* RAW RECORDS:
———

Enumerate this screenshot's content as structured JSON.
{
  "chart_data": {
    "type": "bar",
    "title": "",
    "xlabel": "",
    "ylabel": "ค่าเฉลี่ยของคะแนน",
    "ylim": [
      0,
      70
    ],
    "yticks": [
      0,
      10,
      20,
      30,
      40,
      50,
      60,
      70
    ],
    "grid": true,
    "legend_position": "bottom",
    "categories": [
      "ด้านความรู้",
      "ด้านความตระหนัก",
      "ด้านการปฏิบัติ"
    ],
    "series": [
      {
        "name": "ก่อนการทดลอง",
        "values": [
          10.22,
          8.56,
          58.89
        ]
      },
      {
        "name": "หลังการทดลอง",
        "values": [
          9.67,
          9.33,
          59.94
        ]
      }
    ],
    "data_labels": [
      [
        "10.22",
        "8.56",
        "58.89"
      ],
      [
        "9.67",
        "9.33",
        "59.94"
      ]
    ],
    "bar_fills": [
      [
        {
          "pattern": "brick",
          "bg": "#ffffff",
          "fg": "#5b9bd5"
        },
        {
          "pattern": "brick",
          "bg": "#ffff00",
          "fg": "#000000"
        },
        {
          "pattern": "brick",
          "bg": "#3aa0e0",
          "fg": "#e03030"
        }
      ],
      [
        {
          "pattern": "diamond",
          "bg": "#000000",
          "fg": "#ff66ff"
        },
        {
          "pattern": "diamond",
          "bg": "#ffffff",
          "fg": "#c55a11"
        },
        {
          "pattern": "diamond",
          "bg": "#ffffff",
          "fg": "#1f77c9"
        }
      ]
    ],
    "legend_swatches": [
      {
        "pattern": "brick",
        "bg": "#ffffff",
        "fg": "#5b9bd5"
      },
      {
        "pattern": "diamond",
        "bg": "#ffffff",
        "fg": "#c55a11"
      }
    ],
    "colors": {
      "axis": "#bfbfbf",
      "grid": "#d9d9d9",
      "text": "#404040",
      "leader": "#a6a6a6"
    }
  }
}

———

* WHAT THIS TASK INVOLVES: State how many lines of the listing above include the word "name". Give nothing but the number.

* RESPONSE TO THIS EXERCISE: 2